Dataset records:

'''

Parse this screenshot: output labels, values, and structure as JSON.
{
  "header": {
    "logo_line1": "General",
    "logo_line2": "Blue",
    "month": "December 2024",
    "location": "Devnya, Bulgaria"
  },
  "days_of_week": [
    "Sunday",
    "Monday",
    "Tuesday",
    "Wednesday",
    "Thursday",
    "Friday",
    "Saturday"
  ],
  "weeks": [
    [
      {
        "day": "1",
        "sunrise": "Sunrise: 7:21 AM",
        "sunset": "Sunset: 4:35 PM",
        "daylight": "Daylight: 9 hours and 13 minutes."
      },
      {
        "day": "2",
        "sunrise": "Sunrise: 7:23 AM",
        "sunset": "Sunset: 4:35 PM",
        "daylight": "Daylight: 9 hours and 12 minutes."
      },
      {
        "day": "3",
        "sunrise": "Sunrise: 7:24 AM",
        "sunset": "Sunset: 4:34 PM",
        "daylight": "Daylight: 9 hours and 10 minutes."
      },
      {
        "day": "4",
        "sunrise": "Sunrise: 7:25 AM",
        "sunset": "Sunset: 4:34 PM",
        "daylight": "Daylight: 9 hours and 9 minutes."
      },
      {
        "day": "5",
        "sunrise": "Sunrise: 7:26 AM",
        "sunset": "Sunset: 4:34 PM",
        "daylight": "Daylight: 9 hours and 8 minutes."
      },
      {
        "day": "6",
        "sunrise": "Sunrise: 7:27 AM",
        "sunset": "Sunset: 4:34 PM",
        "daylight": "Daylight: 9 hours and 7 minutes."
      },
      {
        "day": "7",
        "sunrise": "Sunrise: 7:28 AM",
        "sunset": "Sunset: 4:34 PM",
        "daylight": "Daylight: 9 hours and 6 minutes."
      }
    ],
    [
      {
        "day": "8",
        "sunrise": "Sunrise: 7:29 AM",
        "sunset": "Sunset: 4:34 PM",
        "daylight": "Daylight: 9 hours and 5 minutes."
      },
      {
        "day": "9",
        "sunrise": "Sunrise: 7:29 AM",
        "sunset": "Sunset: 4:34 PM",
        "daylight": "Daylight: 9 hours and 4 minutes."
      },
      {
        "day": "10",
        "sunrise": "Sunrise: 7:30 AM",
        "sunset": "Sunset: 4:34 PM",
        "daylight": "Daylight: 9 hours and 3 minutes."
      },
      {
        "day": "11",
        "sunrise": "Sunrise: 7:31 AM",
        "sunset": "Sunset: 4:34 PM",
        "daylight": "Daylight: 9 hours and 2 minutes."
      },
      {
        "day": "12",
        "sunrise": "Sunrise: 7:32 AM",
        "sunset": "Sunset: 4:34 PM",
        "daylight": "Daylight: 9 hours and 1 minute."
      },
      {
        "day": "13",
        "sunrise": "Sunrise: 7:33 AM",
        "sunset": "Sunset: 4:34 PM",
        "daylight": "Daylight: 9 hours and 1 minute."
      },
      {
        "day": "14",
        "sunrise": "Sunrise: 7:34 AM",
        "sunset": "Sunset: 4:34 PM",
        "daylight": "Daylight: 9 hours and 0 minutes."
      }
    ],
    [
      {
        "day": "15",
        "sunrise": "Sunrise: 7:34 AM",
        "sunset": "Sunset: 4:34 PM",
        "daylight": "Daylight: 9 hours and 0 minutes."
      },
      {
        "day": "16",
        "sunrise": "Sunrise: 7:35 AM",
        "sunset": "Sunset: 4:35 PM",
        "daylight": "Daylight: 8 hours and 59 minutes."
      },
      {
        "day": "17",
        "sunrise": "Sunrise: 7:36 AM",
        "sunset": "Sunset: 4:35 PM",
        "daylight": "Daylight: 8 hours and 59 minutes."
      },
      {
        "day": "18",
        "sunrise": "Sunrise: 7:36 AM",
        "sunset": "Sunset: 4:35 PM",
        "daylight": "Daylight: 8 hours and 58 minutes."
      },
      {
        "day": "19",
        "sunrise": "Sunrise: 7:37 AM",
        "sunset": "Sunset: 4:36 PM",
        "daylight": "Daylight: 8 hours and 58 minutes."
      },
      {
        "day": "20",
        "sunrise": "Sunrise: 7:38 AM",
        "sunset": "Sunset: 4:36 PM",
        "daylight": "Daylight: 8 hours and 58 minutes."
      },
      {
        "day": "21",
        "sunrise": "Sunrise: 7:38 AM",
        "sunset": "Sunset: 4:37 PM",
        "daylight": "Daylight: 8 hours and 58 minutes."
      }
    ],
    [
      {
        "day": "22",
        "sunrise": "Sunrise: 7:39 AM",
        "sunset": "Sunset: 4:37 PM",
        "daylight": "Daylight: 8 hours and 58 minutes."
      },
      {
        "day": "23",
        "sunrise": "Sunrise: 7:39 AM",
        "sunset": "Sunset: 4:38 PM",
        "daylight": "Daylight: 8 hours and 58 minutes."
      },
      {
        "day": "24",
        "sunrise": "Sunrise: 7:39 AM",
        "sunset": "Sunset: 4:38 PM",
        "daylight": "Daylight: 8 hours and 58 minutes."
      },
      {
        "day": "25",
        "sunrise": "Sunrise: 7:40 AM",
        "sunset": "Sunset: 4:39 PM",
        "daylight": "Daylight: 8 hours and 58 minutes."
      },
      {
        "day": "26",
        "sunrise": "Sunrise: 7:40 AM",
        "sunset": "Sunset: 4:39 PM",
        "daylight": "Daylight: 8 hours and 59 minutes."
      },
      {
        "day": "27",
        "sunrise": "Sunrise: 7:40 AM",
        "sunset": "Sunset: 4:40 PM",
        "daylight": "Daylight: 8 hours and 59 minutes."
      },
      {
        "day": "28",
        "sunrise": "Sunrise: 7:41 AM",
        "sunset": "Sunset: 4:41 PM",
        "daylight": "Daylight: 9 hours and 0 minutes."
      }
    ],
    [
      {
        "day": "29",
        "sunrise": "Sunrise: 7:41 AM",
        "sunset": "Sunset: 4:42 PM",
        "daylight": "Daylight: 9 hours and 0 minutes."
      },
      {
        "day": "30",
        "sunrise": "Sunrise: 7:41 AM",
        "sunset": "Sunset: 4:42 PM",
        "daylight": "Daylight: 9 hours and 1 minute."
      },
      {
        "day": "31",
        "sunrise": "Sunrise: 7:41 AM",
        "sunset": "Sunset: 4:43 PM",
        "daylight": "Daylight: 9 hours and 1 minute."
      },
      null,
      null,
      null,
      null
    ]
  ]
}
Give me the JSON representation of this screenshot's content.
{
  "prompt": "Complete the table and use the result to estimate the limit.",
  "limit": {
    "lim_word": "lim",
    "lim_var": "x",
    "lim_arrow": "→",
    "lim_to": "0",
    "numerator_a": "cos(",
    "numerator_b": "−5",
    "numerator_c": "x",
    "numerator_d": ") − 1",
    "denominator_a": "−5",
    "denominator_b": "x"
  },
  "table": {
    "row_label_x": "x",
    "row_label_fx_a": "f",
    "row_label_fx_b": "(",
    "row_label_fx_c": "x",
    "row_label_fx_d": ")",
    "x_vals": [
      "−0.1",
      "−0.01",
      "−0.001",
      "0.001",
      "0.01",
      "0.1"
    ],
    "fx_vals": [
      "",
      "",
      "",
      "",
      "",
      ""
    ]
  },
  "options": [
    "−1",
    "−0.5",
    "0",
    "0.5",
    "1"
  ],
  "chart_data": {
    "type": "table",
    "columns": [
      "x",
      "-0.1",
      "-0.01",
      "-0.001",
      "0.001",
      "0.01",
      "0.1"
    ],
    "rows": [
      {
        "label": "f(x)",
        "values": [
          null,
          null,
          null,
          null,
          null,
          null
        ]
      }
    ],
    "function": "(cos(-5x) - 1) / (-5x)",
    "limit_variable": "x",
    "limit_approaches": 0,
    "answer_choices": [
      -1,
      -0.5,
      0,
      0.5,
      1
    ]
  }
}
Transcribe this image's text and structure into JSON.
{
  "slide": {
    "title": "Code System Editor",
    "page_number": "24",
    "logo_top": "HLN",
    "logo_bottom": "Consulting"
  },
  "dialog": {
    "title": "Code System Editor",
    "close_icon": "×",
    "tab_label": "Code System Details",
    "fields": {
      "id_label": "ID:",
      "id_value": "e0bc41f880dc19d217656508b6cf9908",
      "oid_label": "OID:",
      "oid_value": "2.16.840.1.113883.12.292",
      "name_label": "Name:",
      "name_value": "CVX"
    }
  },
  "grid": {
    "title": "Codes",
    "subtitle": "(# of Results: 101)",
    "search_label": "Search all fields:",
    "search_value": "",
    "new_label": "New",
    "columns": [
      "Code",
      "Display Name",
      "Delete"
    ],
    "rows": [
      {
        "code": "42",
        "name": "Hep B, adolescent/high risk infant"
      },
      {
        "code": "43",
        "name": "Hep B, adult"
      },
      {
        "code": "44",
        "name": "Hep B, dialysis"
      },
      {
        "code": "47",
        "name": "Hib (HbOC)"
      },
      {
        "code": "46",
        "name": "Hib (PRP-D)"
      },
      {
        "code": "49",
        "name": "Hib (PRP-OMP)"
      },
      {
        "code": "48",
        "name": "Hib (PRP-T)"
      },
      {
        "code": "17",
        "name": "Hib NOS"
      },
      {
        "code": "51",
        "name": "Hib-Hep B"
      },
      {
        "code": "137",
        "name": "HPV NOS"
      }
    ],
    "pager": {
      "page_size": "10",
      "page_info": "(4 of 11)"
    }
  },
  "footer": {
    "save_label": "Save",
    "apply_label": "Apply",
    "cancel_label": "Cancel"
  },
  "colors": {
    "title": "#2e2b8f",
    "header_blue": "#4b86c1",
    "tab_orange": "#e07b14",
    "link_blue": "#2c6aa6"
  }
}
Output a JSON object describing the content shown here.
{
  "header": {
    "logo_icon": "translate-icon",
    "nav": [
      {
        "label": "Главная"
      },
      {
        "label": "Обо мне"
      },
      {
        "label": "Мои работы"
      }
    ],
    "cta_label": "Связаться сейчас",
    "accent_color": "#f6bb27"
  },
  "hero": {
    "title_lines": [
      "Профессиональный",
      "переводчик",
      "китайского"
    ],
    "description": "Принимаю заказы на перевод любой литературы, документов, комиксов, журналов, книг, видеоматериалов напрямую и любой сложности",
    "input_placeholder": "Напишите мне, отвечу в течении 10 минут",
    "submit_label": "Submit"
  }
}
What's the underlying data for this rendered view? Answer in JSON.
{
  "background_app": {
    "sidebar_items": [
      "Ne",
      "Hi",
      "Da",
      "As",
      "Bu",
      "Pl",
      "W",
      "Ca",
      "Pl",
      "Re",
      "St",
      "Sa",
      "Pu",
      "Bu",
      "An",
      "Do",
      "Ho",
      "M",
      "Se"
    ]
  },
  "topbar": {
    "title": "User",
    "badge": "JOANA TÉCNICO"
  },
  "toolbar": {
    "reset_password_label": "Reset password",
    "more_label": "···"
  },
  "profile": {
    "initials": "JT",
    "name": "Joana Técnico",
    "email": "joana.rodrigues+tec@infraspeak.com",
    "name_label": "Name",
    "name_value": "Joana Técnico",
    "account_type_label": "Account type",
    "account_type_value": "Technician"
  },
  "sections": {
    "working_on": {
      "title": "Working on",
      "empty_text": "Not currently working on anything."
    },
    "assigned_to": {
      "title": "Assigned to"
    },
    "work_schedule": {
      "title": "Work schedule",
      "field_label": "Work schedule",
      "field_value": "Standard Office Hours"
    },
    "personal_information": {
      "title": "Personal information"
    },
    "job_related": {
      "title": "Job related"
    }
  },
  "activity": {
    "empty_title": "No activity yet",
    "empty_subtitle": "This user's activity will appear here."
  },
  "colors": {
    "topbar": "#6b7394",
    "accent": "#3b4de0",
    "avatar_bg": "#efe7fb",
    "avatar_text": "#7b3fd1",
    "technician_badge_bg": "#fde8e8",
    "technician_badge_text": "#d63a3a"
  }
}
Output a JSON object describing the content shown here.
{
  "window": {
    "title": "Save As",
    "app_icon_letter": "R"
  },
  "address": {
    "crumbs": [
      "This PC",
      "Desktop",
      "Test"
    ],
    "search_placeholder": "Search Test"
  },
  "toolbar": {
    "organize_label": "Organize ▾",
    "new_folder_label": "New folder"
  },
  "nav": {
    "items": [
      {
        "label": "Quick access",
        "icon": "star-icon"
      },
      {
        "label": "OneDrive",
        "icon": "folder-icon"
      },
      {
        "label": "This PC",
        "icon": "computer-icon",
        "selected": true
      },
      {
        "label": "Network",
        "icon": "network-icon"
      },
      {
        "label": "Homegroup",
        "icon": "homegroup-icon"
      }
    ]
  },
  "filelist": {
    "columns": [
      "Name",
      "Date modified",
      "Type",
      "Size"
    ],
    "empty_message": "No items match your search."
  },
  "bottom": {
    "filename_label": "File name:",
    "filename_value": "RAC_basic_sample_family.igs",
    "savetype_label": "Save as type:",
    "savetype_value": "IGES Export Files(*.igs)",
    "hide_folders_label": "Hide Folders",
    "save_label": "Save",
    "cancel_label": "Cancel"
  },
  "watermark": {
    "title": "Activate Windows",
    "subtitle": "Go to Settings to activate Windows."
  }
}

'''

List every line above that contains the word "table".

  "prompt": "Complete the table and use the result to estimate the limit.",
  "table": {
    "type": "table",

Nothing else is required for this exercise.